INFORMATION SHOWN:
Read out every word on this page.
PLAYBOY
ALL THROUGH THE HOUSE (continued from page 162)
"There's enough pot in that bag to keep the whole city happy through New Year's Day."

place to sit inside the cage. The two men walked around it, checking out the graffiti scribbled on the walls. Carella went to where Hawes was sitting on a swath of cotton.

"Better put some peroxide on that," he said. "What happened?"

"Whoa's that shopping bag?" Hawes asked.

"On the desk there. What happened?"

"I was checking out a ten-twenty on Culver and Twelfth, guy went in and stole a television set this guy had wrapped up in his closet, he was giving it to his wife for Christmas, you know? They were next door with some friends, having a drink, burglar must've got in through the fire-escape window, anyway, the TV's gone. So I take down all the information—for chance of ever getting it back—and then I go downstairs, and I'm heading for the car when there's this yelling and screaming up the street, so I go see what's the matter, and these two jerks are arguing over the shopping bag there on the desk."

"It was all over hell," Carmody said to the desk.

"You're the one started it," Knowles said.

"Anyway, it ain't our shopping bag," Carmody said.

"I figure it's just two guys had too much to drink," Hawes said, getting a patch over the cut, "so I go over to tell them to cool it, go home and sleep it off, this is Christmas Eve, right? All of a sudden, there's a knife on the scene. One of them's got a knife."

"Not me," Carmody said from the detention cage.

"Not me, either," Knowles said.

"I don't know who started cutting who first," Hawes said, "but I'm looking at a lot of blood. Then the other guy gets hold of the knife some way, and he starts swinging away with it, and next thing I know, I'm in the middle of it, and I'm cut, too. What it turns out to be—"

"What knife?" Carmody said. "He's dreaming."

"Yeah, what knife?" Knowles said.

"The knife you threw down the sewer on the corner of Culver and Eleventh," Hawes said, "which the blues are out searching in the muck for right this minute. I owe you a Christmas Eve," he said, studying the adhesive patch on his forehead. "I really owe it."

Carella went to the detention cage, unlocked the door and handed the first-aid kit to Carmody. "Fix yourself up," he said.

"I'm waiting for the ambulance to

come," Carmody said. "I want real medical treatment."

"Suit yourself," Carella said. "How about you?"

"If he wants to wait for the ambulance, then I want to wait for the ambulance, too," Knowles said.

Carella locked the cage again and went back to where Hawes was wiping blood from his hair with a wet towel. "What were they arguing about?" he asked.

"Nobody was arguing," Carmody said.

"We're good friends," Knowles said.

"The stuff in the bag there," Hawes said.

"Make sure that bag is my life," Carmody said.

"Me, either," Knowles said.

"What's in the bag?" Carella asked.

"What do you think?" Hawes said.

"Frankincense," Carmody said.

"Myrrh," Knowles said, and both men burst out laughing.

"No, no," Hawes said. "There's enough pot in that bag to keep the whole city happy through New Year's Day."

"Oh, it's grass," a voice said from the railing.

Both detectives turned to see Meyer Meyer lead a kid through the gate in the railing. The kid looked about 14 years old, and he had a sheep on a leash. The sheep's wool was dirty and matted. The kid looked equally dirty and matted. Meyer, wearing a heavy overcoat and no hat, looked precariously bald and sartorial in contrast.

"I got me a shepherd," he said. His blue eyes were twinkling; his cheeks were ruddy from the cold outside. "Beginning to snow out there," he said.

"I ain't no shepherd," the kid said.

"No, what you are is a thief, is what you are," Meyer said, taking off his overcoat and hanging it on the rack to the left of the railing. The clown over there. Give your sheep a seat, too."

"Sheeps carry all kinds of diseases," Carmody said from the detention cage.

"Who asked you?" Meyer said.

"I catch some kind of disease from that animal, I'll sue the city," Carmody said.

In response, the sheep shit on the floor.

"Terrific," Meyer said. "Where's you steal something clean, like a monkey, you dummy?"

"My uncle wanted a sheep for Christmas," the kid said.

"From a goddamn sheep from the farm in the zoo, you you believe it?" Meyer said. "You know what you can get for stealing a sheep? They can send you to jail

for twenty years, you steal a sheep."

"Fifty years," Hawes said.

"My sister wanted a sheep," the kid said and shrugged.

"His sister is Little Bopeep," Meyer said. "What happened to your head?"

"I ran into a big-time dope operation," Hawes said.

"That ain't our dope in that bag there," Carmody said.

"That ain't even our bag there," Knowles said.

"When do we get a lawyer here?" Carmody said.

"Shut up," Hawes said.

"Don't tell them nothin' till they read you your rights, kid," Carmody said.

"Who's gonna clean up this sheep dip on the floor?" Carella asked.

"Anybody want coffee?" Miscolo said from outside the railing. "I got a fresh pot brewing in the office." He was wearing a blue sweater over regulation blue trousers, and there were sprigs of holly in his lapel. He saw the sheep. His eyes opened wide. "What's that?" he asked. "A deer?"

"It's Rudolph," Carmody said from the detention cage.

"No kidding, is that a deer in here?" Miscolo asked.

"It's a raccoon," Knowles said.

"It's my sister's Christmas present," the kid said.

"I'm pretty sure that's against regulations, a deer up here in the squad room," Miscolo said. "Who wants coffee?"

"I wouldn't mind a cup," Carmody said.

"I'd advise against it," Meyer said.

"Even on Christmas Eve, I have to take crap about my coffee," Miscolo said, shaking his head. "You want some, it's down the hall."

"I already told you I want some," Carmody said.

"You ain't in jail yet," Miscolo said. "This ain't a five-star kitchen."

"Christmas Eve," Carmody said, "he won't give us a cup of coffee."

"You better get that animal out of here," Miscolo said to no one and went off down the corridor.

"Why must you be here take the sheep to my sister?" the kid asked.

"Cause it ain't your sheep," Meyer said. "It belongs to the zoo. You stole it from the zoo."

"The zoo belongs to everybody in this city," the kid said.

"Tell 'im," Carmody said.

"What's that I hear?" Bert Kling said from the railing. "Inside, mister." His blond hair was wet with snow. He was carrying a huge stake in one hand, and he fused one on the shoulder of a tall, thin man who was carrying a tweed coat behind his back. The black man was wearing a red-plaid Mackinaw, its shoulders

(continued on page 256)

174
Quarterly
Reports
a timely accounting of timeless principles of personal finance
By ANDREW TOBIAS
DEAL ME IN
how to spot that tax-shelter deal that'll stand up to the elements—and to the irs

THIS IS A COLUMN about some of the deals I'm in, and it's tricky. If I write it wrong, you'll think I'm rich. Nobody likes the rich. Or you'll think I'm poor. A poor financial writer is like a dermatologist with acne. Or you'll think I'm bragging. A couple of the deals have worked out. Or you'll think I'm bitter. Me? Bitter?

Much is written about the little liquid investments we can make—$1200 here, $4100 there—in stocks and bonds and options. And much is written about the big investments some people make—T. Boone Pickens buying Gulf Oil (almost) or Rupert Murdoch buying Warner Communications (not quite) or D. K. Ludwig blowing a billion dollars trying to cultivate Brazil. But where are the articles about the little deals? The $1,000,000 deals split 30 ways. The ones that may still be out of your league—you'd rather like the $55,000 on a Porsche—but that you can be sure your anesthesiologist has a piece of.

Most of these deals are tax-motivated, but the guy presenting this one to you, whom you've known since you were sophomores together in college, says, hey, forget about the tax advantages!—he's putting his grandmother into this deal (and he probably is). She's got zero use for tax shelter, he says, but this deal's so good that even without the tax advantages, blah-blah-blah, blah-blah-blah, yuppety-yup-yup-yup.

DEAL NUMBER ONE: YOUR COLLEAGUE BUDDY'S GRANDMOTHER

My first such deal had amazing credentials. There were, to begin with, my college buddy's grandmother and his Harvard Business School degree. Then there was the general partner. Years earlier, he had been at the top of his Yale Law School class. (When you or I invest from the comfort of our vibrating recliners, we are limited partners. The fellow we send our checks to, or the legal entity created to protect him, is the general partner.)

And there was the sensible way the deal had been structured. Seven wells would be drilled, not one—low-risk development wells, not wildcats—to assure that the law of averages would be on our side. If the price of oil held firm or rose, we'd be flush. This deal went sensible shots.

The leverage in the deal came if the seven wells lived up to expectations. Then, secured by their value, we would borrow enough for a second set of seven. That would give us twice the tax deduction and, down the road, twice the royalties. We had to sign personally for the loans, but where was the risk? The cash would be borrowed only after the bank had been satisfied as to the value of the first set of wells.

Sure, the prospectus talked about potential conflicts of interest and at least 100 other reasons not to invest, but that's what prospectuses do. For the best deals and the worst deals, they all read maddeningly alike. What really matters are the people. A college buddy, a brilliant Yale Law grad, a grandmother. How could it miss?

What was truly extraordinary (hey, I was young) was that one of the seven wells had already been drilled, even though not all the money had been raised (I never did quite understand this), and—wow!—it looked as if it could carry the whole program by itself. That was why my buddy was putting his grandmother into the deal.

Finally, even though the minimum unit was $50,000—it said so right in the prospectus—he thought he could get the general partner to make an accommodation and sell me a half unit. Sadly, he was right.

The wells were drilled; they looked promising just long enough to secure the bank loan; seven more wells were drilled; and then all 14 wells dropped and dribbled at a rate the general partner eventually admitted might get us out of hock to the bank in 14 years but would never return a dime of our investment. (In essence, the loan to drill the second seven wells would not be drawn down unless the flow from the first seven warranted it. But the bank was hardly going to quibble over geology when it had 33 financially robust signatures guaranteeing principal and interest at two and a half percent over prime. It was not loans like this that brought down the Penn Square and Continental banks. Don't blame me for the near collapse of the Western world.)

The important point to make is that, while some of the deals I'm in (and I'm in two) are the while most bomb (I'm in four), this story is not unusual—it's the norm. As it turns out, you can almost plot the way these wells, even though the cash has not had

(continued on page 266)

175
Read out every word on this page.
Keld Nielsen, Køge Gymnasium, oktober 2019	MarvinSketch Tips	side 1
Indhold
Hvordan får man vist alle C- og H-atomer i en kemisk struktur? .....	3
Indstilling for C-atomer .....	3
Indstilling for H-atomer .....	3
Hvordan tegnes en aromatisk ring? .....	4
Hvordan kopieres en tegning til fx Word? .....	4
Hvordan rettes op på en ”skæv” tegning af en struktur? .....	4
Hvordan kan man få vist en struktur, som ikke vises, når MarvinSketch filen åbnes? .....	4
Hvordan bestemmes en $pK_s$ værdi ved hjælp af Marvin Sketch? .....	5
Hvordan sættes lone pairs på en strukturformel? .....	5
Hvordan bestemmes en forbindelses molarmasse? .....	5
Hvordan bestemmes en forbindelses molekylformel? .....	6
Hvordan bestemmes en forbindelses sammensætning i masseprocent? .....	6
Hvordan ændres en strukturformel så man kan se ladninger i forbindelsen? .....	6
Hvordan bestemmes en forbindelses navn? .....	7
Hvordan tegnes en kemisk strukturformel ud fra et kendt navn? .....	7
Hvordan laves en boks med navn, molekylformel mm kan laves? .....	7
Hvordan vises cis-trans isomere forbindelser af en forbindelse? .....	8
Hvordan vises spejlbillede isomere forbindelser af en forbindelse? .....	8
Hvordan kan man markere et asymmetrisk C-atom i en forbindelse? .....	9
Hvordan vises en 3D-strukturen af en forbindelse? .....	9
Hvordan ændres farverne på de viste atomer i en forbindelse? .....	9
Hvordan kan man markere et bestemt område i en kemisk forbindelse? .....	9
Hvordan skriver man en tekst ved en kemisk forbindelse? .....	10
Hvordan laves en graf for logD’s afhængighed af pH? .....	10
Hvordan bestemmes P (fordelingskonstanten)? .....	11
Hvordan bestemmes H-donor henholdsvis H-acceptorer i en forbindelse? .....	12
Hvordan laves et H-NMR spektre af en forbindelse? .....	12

TASK GOAL:
Return all lines containing "molekylformel".

OUTPUT OF THE EXERCISE:
Hvordan bestemmes en forbindelses molekylformel? .....	6
Hvordan laves en boks med navn, molekylformel mm kan laves? .....	7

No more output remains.